Request — Show all lines that include the string "screenshot"; copy each one.
● ● ●
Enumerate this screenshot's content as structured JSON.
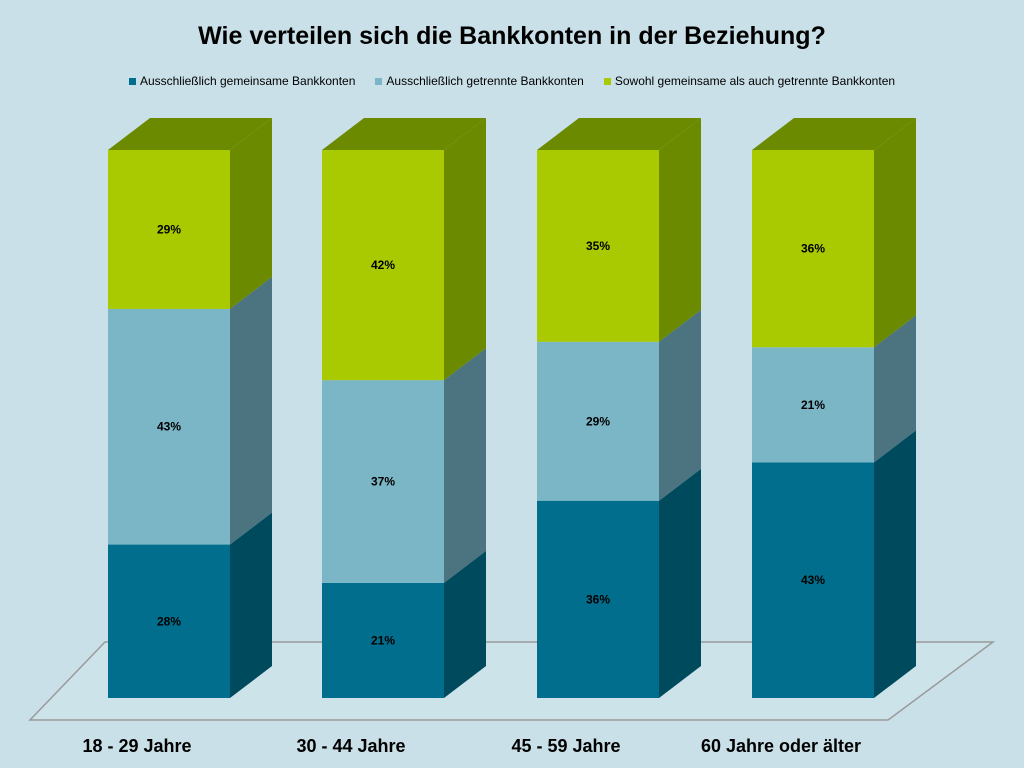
{
  "chart_data": {
    "type": "bar",
    "stacked": true,
    "three_d": true,
    "title": "Wie verteilen sich die Bankkonten in der Beziehung?",
    "categories": [
      "18 - 29 Jahre",
      "30 - 44 Jahre",
      "45 - 59 Jahre",
      "60 Jahre oder älter"
    ],
    "series": [
      {
        "name": "Ausschließlich gemeinsame Bankkonten",
        "values": [
          28,
          21,
          36,
          43
        ],
        "color": "#006e8c",
        "side_color": "#004a5e"
      },
      {
        "name": "Ausschließlich getrennte Bankkonten",
        "values": [
          43,
          37,
          29,
          21
        ],
        "color": "#7ab6c6",
        "side_color": "#4b7380"
      },
      {
        "name": "Sowohl gemeinsame als auch getrennte Bankkonten",
        "values": [
          29,
          42,
          35,
          36
        ],
        "color": "#a9c900",
        "side_color": "#6b8a00"
      }
    ],
    "value_labels": [
      [
        "28%",
        "21%",
        "36%",
        "43%"
      ],
      [
        "43%",
        "37%",
        "29%",
        "21%"
      ],
      [
        "29%",
        "42%",
        "35%",
        "36%"
      ]
    ],
    "ylim": [
      0,
      100
    ],
    "legend_position": "top",
    "grid": false,
    "background": "#c9e0e8"
  }
}
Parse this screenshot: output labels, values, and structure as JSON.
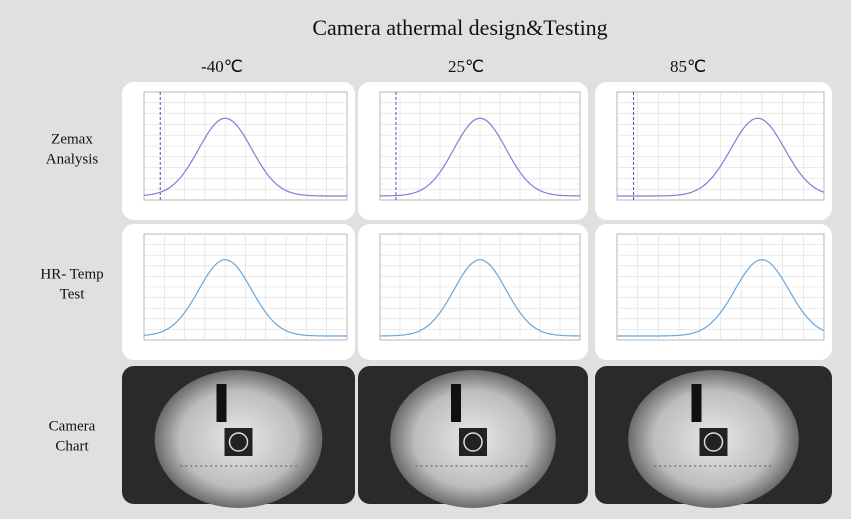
{
  "header": {
    "title": "Camera athermal design&Testing"
  },
  "columns": [
    "-40℃",
    "25℃",
    "85℃"
  ],
  "rows": [
    {
      "label": [
        "Zemax",
        "Analysis"
      ]
    },
    {
      "label": [
        "HR- Temp",
        "Test"
      ]
    },
    {
      "label": [
        "Camera",
        "Chart"
      ]
    }
  ]
}
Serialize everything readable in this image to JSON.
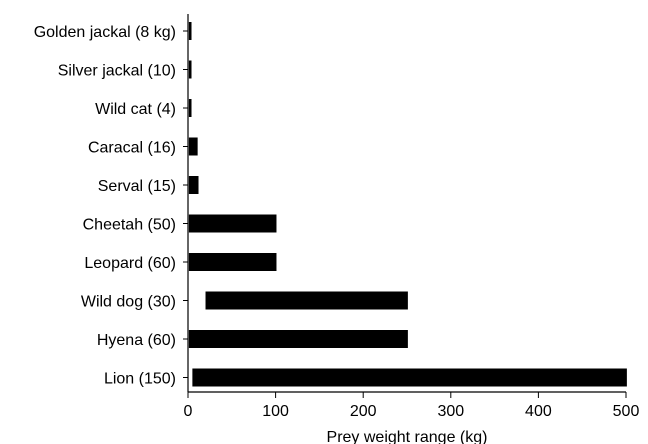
{
  "chart_data": {
    "type": "bar",
    "orientation": "horizontal",
    "categories": [
      "Golden jackal (8 kg)",
      "Silver jackal (10)",
      "Wild cat  (4)",
      "Caracal (16)",
      "Serval (15)",
      "Cheetah (50)",
      "Leopard (60)",
      "Wild dog (30)",
      "Hyena (60)",
      "Lion (150)"
    ],
    "ranges": [
      [
        1,
        4
      ],
      [
        1,
        4
      ],
      [
        1,
        4
      ],
      [
        1,
        11
      ],
      [
        1,
        12
      ],
      [
        1,
        101
      ],
      [
        1,
        101
      ],
      [
        20,
        251
      ],
      [
        1,
        251
      ],
      [
        5,
        501
      ]
    ],
    "title": "",
    "xlabel": "Prey weight range (kg)",
    "ylabel": "",
    "xlim": [
      0,
      500
    ],
    "xticks": [
      0,
      100,
      200,
      300,
      400,
      500
    ],
    "grid": false,
    "bar_color": "#000000"
  }
}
● ● ●
Written reply —
Enumerate this screenshot's content as structured JSON.
Parse this screenshot: output labels, values, and structure as JSON.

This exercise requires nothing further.